▸ The request
Recast the data below as a Markdown table with two columns, "Row" for the row number and "Line" for the line itself, leaving out blank lines and pictures.
== Available data ==
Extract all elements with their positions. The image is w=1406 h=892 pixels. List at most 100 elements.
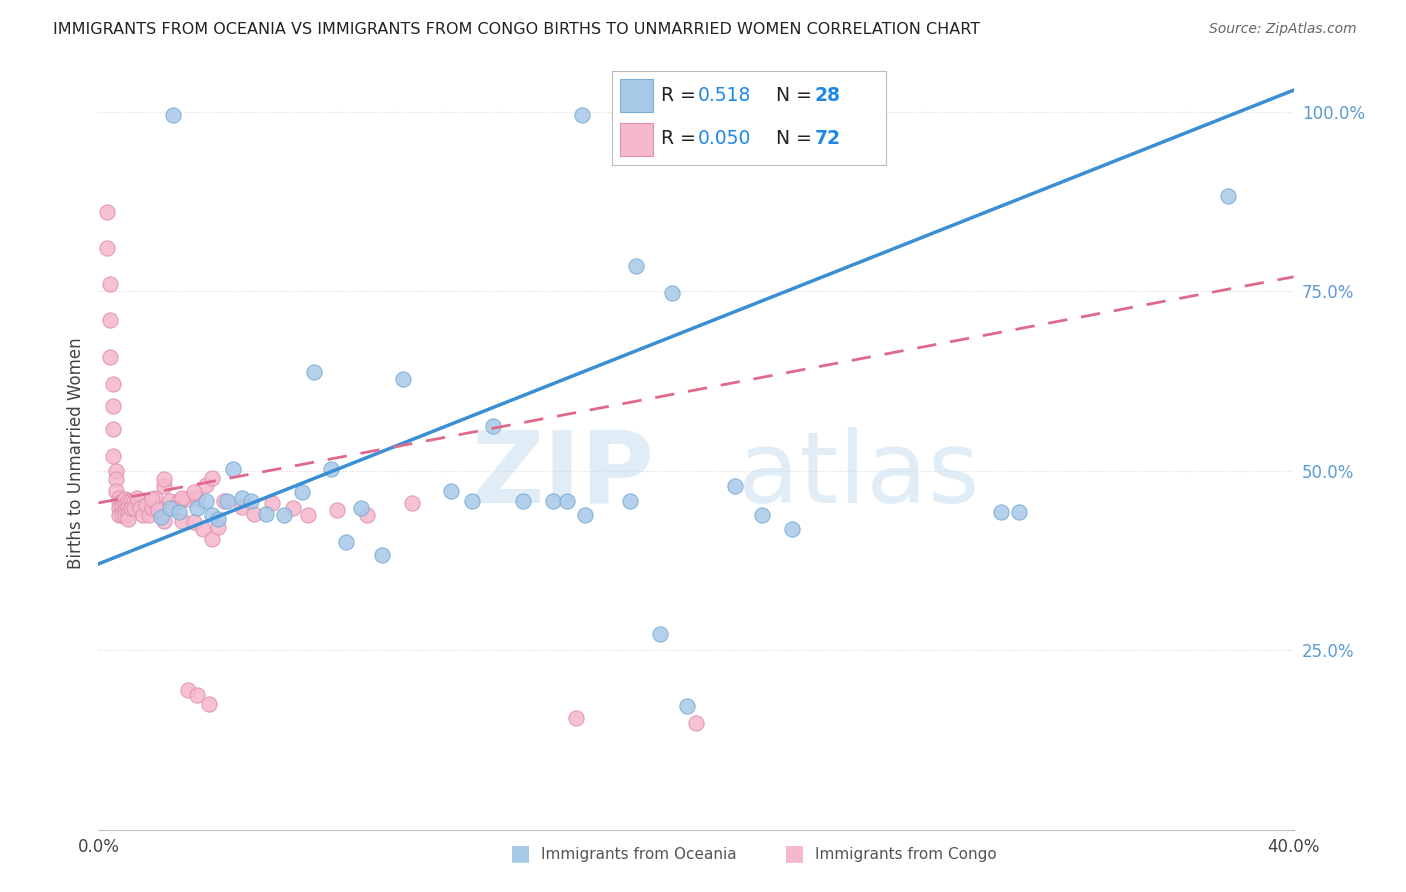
Point (574, 508, 596, 523)
Point (159, 493, 181, 508)
Point (676, 699, 699, 714)
Point (103, 399, 125, 413)
Point (159, 500, 181, 515)
Point (138, 508, 160, 523)
Point (103, 422, 125, 436)
Point (191, 523, 214, 537)
Point (124, 500, 146, 515)
Point (127, 491, 149, 505)
Point (392, 372, 415, 386)
Point (114, 503, 136, 517)
Point (401, 496, 423, 510)
Point (619, 493, 641, 508)
Point (129, 500, 152, 515)
Point (231, 500, 253, 514)
Point (141, 500, 163, 515)
Point (167, 505, 190, 519)
Point (212, 493, 235, 508)
Point (512, 493, 534, 508)
Point (751, 508, 773, 523)
Point (177, 492, 200, 507)
Point (117, 512, 139, 526)
Point (281, 500, 304, 515)
Point (260, 496, 283, 510)
Point (440, 483, 463, 498)
Point (297, 508, 319, 523)
Point (148, 500, 170, 515)
Point (135, 498, 157, 512)
Point (153, 472, 176, 486)
Text: IMMIGRANTS FROM OCEANIA VS IMMIGRANTS FROM CONGO BIRTHS TO UNMARRIED WOMEN CORRE: IMMIGRANTS FROM OCEANIA VS IMMIGRANTS FR… (53, 22, 980, 37)
Point (201, 532, 224, 546)
Point (557, 493, 579, 508)
Text: N =: N = (776, 128, 818, 148)
Point (183, 485, 205, 500)
Point (183, 516, 205, 530)
Point (231, 491, 253, 505)
Text: ■: ■ (510, 844, 530, 863)
Point (302, 365, 325, 379)
Point (111, 500, 134, 514)
Point (141, 492, 163, 507)
Point (96, 241, 118, 255)
Point (153, 514, 176, 528)
Point (371, 549, 394, 563)
Point (177, 682, 200, 697)
Point (150, 510, 173, 524)
Point (111, 508, 134, 523)
Point (148, 503, 170, 517)
Point (356, 508, 378, 523)
Text: ■: ■ (785, 844, 804, 863)
Text: 0.050: 0.050 (697, 128, 751, 148)
Point (990, 505, 1012, 519)
Point (1008, 505, 1031, 519)
Bar (620, 123, 652, 156)
Text: Immigrants from Congo: Immigrants from Congo (815, 847, 997, 862)
Point (98, 277, 122, 291)
Text: 0.518: 0.518 (697, 86, 751, 104)
Point (685, 716, 707, 731)
Point (114, 498, 136, 512)
Point (650, 627, 672, 641)
Point (172, 491, 194, 505)
Point (111, 493, 134, 508)
Point (780, 523, 803, 537)
Point (103, 377, 125, 392)
Point (239, 493, 262, 508)
Point (124, 493, 146, 508)
Text: 72: 72 (814, 128, 841, 148)
Point (273, 508, 295, 523)
Point (254, 507, 277, 521)
Text: 28: 28 (814, 86, 841, 104)
Point (724, 479, 747, 493)
Point (661, 285, 683, 300)
Point (198, 697, 221, 711)
Text: atlas: atlas (738, 426, 980, 524)
Point (108, 508, 131, 523)
Point (98, 313, 122, 327)
Point (186, 688, 208, 702)
Point (626, 259, 648, 273)
Point (153, 479, 176, 493)
Point (243, 507, 266, 521)
Point (195, 493, 218, 508)
Point (114, 508, 136, 523)
Point (186, 491, 208, 505)
Point (117, 500, 139, 514)
Point (186, 500, 208, 515)
Point (207, 512, 229, 526)
Point (143, 491, 166, 505)
Point (108, 496, 131, 510)
Point (335, 535, 357, 549)
Text: Immigrants from Oceania: Immigrants from Oceania (541, 847, 737, 862)
Point (215, 493, 238, 508)
Point (117, 507, 139, 521)
Text: R =: R = (661, 128, 702, 148)
Point (108, 491, 131, 505)
Point (201, 508, 224, 523)
Point (162, 500, 184, 515)
Point (350, 500, 373, 515)
Point (222, 462, 245, 476)
Point (96, 205, 118, 219)
Text: Source: ZipAtlas.com: Source: ZipAtlas.com (1209, 22, 1357, 37)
===
▸ Result of this exercise
| Row | Line |
|---|---|
| 1 | Extract all elements with their positions. The image is w=1406 h=892 pixels. List at most 100 elements. |
| 2 | Point (574, 508, 596, 523) |
| 3 | Point (159, 493, 181, 508) |
| 4 | Point (676, 699, 699, 714) |
| 5 | Point (103, 399, 125, 413) |
| 6 | Point (159, 500, 181, 515) |
| 7 | Point (138, 508, 160, 523) |
| 8 | Point (103, 422, 125, 436) |
| 9 | Point (191, 523, 214, 537) |
| 10 | Point (124, 500, 146, 515) |
| 11 | Point (127, 491, 149, 505) |
| 12 | Point (392, 372, 415, 386) |
| 13 | Point (114, 503, 136, 517) |
| 14 | Point (401, 496, 423, 510) |
| 15 | Point (619, 493, 641, 508) |
| 16 | Point (129, 500, 152, 515) |
| 17 | Point (231, 500, 253, 514) |
| 18 | Point (141, 500, 163, 515) |
| 19 | Point (167, 505, 190, 519) |
| 20 | Point (212, 493, 235, 508) |
| 21 | Point (512, 493, 534, 508) |
| 22 | Point (751, 508, 773, 523) |
| 23 | Point (177, 492, 200, 507) |
| 24 | Point (117, 512, 139, 526) |
| 25 | Point (281, 500, 304, 515) |
| 26 | Point (260, 496, 283, 510) |
| 27 | Point (440, 483, 463, 498) |
| 28 | Point (297, 508, 319, 523) |
| 29 | Point (148, 500, 170, 515) |
| 30 | Point (135, 498, 157, 512) |
| 31 | Point (153, 472, 176, 486) |
| 32 | Text: IMMIGRANTS FROM OCEANIA VS IMMIGRANTS FROM CONGO BIRTHS TO UNMARRIED WOMEN CORRE: IMMIGRANTS FROM OCEANIA VS IMMIGRANTS FR… (53, 22, 980, 37) |
| 33 | Point (201, 532, 224, 546) |
| 34 | Point (557, 493, 579, 508) |
| 35 | Text: N =: N = (776, 128, 818, 148) |
| 36 | Point (183, 485, 205, 500) |
| 37 | Point (183, 516, 205, 530) |
| 38 | Point (231, 491, 253, 505) |
| 39 | Text: ■: ■ (510, 844, 530, 863) |
| 40 | Point (302, 365, 325, 379) |
| 41 | Point (111, 500, 134, 514) |
| 42 | Point (141, 492, 163, 507) |
| 43 | Point (96, 241, 118, 255) |
| 44 | Point (153, 514, 176, 528) |
| 45 | Point (371, 549, 394, 563) |
| 46 | Point (177, 682, 200, 697) |
| 47 | Point (150, 510, 173, 524) |
| 48 | Point (111, 508, 134, 523) |
| 49 | Point (148, 503, 170, 517) |
| 50 | Point (356, 508, 378, 523) |
| 51 | Text: ■: ■ (785, 844, 804, 863) |
| 52 | Text: 0.050: 0.050 (697, 128, 751, 148) |
| 53 | Point (990, 505, 1012, 519) |
| 54 | Point (1008, 505, 1031, 519) |
| 55 | Bar (620, 123, 652, 156) |
| 56 | Text: Immigrants from Congo: Immigrants from Congo (815, 847, 997, 862) |
| 57 | Point (98, 277, 122, 291) |
| 58 | Text: 0.518: 0.518 (697, 86, 751, 104) |
| 59 | Point (685, 716, 707, 731) |
| 60 | Point (114, 498, 136, 512) |
| 61 | Point (650, 627, 672, 641) |
| 62 | Point (172, 491, 194, 505) |
| 63 | Point (111, 493, 134, 508) |
| 64 | Point (780, 523, 803, 537) |
| 65 | Point (103, 377, 125, 392) |
| 66 | Point (239, 493, 262, 508) |
| 67 | Point (124, 493, 146, 508) |
| 68 | Text: 72: 72 (814, 128, 841, 148) |
| 69 | Point (273, 508, 295, 523) |
| 70 | Point (254, 507, 277, 521) |
| 71 | Text: 28: 28 (814, 86, 841, 104) |
| 72 | Point (724, 479, 747, 493) |
| 73 | Point (661, 285, 683, 300) |
| 74 | Point (198, 697, 221, 711) |
| 75 | Text: atlas: atlas (738, 426, 980, 524) |
| 76 | Point (108, 508, 131, 523) |
| 77 | Point (98, 313, 122, 327) |
| 78 | Point (186, 688, 208, 702) |
| 79 | Point (626, 259, 648, 273) |
| 80 | Point (153, 479, 176, 493) |
| 81 | Point (243, 507, 266, 521) |
| 82 | Point (195, 493, 218, 508) |
| 83 | Point (114, 508, 136, 523) |
| 84 | Point (186, 491, 208, 505) |
| 85 | Point (117, 500, 139, 514) |
| 86 | Point (186, 500, 208, 515) |
| 87 | Point (207, 512, 229, 526) |
| 88 | Point (143, 491, 166, 505) |
| 89 | Point (108, 496, 131, 510) |
| 90 | Point (335, 535, 357, 549) |
| 91 | Text: Immigrants from Oceania: Immigrants from Oceania (541, 847, 737, 862) |
| 92 | Point (215, 493, 238, 508) |
| 93 | Point (117, 507, 139, 521) |
| 94 | Text: R =: R = (661, 128, 702, 148) |
| 95 | Point (108, 491, 131, 505) |
| 96 | Point (201, 508, 224, 523) |
| 97 | Point (162, 500, 184, 515) |
| 98 | Point (350, 500, 373, 515) |
| 99 | Point (222, 462, 245, 476) |
| 100 | Point (96, 205, 118, 219) |
| 101 | Text: Source: ZipAtlas.com: Source: ZipAtlas.com (1209, 22, 1357, 37) |